## EXERCISE DETAILS
Determine how many lines contain the string "their". Reply with that figure and nothing else.

## RECORDS FOR THIS TASK

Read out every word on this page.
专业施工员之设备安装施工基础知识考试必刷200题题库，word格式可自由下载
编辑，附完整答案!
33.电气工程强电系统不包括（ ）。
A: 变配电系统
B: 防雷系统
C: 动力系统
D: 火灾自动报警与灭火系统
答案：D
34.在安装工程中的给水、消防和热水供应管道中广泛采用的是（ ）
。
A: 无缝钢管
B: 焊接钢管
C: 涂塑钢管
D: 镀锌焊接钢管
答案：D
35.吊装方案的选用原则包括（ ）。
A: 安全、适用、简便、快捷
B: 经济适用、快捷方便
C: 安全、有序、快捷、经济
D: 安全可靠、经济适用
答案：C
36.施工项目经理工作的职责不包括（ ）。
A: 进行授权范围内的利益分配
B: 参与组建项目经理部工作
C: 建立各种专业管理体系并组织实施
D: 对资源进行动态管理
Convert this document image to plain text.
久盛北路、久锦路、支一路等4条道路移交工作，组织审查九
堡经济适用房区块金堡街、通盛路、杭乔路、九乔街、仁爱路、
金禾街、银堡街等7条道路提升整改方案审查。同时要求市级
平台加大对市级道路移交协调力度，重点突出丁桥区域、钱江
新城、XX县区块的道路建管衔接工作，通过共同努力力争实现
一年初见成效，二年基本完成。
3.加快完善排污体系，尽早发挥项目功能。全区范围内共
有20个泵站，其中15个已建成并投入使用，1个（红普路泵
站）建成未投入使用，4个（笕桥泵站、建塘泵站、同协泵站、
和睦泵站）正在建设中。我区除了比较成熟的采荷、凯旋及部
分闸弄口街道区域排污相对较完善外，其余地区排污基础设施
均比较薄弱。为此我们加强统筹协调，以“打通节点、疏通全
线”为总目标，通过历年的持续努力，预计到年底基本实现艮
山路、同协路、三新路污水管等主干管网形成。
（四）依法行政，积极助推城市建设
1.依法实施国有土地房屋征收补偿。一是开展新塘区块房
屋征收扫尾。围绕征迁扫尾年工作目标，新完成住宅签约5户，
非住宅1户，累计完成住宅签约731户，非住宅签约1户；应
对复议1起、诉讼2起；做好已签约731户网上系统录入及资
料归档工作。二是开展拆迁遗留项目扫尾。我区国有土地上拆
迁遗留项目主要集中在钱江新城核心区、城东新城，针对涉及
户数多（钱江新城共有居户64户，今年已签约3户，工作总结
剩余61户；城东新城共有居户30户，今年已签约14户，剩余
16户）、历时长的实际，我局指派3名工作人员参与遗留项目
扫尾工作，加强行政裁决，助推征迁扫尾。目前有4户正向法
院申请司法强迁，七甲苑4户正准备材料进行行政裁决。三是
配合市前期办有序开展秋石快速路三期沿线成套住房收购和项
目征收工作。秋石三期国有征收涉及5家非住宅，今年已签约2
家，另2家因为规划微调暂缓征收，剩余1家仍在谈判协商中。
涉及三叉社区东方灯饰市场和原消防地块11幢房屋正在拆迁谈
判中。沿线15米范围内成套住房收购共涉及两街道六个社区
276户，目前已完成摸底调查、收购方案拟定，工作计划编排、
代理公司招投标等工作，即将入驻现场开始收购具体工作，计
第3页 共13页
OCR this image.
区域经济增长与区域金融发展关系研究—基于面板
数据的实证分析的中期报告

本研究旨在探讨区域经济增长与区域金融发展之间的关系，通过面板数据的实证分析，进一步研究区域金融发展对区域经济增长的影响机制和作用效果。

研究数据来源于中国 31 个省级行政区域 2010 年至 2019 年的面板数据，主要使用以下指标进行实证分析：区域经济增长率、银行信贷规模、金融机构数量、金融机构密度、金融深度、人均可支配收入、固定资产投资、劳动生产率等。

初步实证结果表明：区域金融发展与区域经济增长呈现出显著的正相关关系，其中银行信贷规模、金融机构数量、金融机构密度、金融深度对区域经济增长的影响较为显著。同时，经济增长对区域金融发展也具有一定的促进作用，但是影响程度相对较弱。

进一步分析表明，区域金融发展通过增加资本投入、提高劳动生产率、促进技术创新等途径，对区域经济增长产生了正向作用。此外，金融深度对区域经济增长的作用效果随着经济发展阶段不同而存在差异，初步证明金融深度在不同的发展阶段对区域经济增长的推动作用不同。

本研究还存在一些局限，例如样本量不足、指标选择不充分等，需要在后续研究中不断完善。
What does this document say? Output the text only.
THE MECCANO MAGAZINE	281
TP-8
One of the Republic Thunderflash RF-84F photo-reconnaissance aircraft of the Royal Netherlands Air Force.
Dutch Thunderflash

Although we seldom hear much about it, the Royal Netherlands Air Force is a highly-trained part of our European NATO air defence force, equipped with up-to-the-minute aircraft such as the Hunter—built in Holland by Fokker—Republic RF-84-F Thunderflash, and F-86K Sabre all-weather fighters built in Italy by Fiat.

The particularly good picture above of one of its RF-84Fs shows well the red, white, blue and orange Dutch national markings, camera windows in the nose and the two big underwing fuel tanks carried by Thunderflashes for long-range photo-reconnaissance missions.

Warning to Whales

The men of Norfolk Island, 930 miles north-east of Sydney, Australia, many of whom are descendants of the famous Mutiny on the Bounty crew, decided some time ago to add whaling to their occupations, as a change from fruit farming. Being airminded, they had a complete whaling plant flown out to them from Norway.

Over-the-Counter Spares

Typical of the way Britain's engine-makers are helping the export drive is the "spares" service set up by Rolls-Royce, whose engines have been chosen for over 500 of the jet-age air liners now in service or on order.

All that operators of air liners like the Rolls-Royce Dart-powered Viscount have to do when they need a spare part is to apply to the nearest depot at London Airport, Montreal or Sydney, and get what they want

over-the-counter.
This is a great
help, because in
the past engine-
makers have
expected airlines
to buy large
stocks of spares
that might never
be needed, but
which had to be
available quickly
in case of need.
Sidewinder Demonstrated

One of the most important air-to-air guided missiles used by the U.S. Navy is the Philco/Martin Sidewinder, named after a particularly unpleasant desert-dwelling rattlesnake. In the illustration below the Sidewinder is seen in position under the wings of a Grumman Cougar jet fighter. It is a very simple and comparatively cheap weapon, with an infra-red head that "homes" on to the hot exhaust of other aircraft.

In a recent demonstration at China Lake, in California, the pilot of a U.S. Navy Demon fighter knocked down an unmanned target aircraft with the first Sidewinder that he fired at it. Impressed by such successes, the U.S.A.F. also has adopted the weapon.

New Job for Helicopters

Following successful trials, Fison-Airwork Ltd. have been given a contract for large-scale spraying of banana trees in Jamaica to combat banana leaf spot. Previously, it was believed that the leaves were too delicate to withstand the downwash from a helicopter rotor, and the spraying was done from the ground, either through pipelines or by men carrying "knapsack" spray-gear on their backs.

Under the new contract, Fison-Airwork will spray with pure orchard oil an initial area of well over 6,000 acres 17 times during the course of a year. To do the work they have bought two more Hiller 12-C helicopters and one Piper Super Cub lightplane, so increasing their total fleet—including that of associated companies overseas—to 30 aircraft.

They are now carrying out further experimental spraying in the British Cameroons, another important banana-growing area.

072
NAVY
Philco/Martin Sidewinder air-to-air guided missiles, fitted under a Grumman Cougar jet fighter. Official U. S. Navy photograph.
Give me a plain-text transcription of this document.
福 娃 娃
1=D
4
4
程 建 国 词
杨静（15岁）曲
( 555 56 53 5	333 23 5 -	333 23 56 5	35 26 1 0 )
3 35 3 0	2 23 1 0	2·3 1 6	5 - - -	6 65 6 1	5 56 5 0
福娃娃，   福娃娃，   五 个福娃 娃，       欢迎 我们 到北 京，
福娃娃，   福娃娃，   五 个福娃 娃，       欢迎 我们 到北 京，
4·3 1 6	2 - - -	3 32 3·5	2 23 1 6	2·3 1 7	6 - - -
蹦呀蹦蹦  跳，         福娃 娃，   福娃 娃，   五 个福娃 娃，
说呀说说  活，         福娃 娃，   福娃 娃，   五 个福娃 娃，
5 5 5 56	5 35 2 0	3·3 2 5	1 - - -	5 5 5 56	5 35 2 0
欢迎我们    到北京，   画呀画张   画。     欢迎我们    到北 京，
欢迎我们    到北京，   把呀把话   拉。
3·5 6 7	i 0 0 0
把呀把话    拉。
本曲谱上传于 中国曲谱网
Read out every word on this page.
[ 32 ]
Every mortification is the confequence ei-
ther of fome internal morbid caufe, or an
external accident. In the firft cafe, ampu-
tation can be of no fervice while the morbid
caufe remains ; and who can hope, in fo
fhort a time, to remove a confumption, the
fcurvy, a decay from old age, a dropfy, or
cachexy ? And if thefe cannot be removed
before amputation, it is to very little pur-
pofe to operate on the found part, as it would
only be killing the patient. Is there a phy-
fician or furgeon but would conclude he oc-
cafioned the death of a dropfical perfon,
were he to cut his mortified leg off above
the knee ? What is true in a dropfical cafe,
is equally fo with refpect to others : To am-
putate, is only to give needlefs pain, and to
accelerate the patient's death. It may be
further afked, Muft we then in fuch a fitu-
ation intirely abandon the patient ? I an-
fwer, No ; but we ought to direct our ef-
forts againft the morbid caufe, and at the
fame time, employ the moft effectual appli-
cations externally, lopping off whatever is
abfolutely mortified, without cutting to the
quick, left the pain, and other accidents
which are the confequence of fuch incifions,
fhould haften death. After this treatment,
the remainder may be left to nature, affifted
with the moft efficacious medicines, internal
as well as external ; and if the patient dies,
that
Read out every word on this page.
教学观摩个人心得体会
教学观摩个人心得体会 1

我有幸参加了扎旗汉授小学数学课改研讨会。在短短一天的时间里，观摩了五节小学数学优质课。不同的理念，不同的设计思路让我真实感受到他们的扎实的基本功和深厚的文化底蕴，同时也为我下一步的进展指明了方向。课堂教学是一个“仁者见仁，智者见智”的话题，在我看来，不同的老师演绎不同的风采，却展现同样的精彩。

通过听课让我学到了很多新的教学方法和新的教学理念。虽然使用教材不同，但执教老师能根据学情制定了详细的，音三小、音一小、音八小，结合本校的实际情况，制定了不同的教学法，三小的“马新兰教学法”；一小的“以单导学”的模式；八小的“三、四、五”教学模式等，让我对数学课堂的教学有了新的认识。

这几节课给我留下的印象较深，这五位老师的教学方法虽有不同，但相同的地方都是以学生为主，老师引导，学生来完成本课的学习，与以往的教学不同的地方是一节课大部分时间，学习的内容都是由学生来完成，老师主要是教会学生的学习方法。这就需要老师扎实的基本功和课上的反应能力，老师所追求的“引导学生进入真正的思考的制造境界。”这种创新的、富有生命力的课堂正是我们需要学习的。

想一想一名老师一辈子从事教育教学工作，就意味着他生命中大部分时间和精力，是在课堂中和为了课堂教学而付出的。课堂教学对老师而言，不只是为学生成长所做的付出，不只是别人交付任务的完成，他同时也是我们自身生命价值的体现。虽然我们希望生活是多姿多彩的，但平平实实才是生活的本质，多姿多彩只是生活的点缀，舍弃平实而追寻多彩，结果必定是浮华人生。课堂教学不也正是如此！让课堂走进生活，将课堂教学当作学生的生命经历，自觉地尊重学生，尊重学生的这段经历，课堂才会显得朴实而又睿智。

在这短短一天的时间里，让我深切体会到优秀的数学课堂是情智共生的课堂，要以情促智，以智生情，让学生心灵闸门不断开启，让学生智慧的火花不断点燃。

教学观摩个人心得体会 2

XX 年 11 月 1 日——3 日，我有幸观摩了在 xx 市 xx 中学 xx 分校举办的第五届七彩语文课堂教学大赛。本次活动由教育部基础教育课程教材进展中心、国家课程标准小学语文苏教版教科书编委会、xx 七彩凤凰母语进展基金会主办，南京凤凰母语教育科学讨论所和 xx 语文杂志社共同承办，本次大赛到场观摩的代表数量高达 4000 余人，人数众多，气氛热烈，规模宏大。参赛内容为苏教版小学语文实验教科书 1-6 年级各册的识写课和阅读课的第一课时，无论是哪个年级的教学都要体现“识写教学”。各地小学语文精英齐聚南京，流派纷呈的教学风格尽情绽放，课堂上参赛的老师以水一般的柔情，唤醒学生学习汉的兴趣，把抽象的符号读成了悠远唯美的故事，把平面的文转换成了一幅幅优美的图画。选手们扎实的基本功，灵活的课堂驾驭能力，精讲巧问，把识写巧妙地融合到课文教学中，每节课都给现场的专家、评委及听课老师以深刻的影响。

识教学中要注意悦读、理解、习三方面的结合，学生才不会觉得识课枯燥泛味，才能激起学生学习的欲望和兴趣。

## ANSWER TO THE EXERCISE
3